PARTS OF THE EXERCISE:
1. Answer these from the text on electrical submersible pumps:
(a) For how many years have ESP systems been enhancing output?
(b) About how many subsea ESP systems are installed worldwide, and in which areas are most of them?
(c) At which event did Ben Gould of Baker Hughes present?
2. Return everything from "There are around" down to "the added expense." in the text on electrical submersible pumps, copied word for word.

SUPPLIED TEXT:
################
Artificial lift technology has long been an essential part of the oil and gas production process, with the vast majority of wells around the world benefiting from artificial lift in various forms. Electrical submersible pumping (ESP) systems have played a significant role, enhancing output for more than 70 years.

Overall demand for products and services that enhance oil recovery is expected to grow significantly, driven by an expected decline in production from existing wells (at roughly 6% annually) and the increasing complexity of developing new reserves.

ESP deployment is one of the fastest growing segments in the industry, with an estimated 120,000 systems in operation today. For an increasing number of oil wells, the technology is the only viable artificial lift option. The technology will be paramount in helping producers meet the rising global demand for hydrocarbons, as maturing fields are expected to account for more than 70% of global oil production output by 2012.

Such technology is required to perform in increasingly challenging conditions – fields are being developed where the wells are deeper and operating at higher temperatures and pressures; operators are entering more remote locations and setting up operations in more harsh environments; and crude oils with higher viscosities, higher volumes of entrained sands, and solids in more corrosive conditions are being produced using ESP systems.

ESPs have become a vital part of E&P's advance into the deepwater and subsea environment as the industry seeks to maximize production of these frontier reserves. In fact, ESPs make up the biggest area of expected market growth for artificial lift technology.

This figure shows a schematic of the ESP system (right) in a vertical boosting station, installed on Shell’s Perdido development in the GoM. (Image courtesy of Baker Hughes Inc., FMC Technologies, and Shell)

Improving reliability

Extending the run life between incidences of mechanical or electrical failure on these systems remains a key focus. Operators want as little nonproductive time as possible.

ESP systems have become the focus of a strong and coordinated technology push by both suppliers and operators as they research and develop new ways to meet the needs of the expanding application envelope.

The expectations placed on ESP performance are growing rapidly, and manufacturers have responded with major enhancements such as improved metallurgy, motors that can operate at higher downhole temperatures, more efficient pumps, and greater gas handling capability. ESPs now are more capable of operating over extended ranges and at higher temperatures, encompassing almost all current production conditions.

The vast majority of ESPs are deployed onshore and have an average a run-life of between two and three years, but ESP systems are not confined to land operations. They are being deployed in subsea applications with ever-increasing stepouts and water depths.

There are around 80 subsea ESP systems installed worldwide, predominantly in the North Sea and China. To put the offshore ESP market into perspective, it is estimated that there are approximately 120,000 ESPs operating onshore in any single year.

According to Ben Gould of Baker Hughes, presenting at the 2011 Offshore Technology Conference in Houston, for most companies an ESP with a service life of two to three years is considered acceptable. "While most operators will ask for longer run lives, when they weigh that against the additional cost of procuring such a system, the economics will not justify the added expense.

"However, when we look at the offshore, and particularly the subsea environments, the economics drastically change. The cost of an ESP system is relatively small versus the cost of a workover, so the additional upfront cost associated with a higher-end ESP becomes less significant."
################
RECORDS SHOWN:

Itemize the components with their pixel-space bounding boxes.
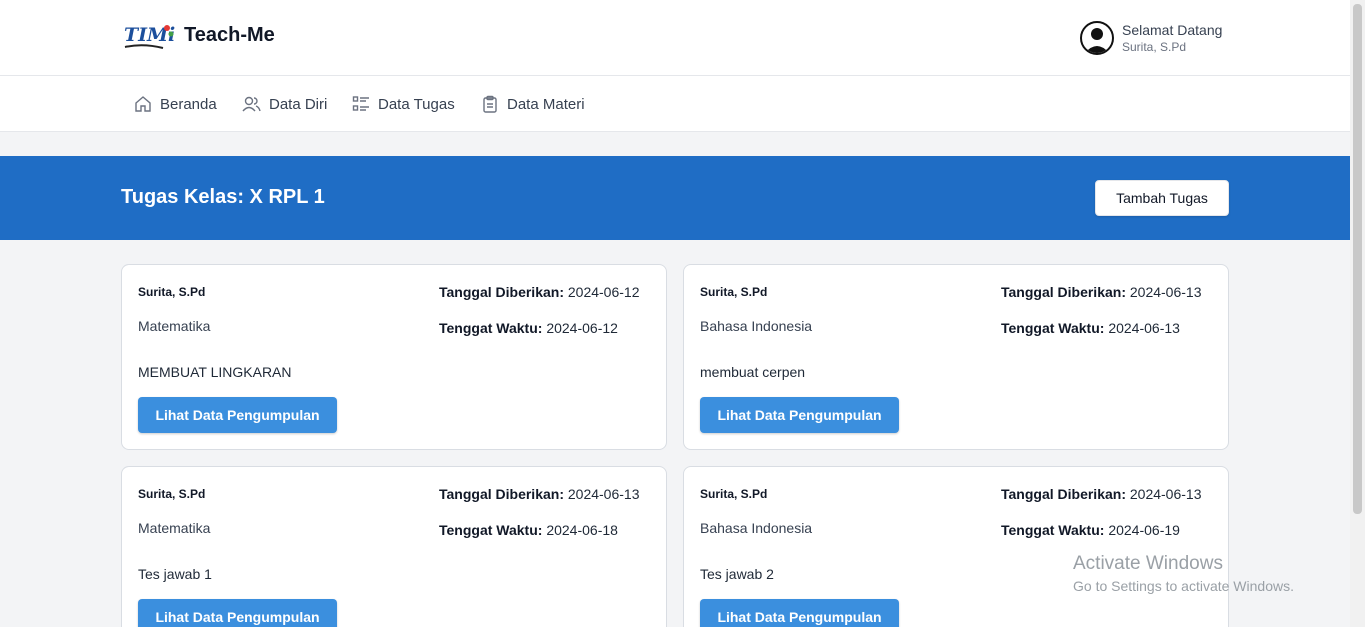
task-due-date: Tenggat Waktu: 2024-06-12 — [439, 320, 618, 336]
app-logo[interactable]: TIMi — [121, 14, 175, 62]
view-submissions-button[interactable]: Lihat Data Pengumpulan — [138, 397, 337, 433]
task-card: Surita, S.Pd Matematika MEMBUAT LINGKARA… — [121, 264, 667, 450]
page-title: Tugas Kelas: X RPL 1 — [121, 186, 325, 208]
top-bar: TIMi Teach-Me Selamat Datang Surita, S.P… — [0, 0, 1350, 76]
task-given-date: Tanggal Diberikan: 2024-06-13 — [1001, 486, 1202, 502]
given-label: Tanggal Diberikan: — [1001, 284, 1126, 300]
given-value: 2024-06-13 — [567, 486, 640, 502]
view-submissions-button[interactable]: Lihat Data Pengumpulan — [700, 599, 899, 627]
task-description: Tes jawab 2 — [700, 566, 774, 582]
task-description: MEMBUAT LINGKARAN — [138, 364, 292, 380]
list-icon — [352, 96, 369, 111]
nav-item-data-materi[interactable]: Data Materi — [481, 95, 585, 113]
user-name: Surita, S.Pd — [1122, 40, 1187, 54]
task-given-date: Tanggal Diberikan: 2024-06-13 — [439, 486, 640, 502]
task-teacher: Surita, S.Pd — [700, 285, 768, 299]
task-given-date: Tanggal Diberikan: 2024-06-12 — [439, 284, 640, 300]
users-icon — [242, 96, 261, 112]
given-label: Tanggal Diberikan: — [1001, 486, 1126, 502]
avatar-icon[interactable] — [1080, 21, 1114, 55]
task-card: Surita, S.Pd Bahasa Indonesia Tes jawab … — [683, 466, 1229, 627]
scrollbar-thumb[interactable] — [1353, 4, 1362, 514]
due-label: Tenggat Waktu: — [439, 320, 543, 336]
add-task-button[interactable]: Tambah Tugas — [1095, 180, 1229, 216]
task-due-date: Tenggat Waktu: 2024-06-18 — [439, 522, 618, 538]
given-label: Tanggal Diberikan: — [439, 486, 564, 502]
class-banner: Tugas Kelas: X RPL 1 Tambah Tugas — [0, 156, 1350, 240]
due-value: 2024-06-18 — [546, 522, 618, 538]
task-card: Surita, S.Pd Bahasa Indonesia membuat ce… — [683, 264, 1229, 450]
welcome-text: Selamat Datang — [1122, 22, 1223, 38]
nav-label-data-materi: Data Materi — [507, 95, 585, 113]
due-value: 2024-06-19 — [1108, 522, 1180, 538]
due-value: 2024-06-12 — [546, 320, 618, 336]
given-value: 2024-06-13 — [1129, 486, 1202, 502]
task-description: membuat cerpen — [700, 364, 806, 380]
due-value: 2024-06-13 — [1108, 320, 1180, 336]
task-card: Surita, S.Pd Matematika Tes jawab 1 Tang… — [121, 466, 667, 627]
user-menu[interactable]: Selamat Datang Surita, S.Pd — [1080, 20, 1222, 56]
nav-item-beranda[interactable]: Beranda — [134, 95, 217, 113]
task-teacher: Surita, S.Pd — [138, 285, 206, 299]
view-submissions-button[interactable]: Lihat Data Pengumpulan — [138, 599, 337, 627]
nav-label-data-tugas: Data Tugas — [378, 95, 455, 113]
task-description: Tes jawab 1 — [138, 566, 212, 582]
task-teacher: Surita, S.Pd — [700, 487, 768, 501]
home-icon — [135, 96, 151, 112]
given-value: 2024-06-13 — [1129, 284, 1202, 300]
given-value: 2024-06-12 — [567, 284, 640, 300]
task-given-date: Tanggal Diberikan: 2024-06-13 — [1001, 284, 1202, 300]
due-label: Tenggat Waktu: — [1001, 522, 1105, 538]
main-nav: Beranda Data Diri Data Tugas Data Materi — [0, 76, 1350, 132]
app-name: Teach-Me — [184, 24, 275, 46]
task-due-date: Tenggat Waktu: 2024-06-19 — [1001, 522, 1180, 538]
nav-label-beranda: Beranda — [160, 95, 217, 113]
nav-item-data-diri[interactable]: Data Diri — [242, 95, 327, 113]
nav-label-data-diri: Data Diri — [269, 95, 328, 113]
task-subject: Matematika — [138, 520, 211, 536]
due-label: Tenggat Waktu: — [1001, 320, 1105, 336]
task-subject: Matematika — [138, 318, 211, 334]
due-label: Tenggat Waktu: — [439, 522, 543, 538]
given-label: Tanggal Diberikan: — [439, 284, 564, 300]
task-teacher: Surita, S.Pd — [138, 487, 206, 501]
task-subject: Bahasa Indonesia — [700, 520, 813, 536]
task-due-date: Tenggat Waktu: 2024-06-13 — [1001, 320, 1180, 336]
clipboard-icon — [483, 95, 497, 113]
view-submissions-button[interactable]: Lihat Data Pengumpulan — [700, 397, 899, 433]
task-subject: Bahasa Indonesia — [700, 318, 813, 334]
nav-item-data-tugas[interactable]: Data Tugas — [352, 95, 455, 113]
################
TASK RESULTS:
1.
(a) More than 70 years.
(b) Around 80, mostly in the North Sea and China.
(c) The 2011 Offshore Technology Conference in Houston.

2.
There are around 80 subsea ESP systems installed worldwide, predominantly in the North Sea and China. To put the offshore ESP market into perspective, it is estimated that there are approximately 120,000 ESPs operating onshore in any single year.

According to Ben Gould of Baker Hughes, presenting at the 2011 Offshore Technology Conference in Houston, for most companies an ESP with a service life of two to three years is considered acceptable. "While most operators will ask for longer run lives, when they weigh that against the additional cost of procuring such a system, the economics will not justify the added expense.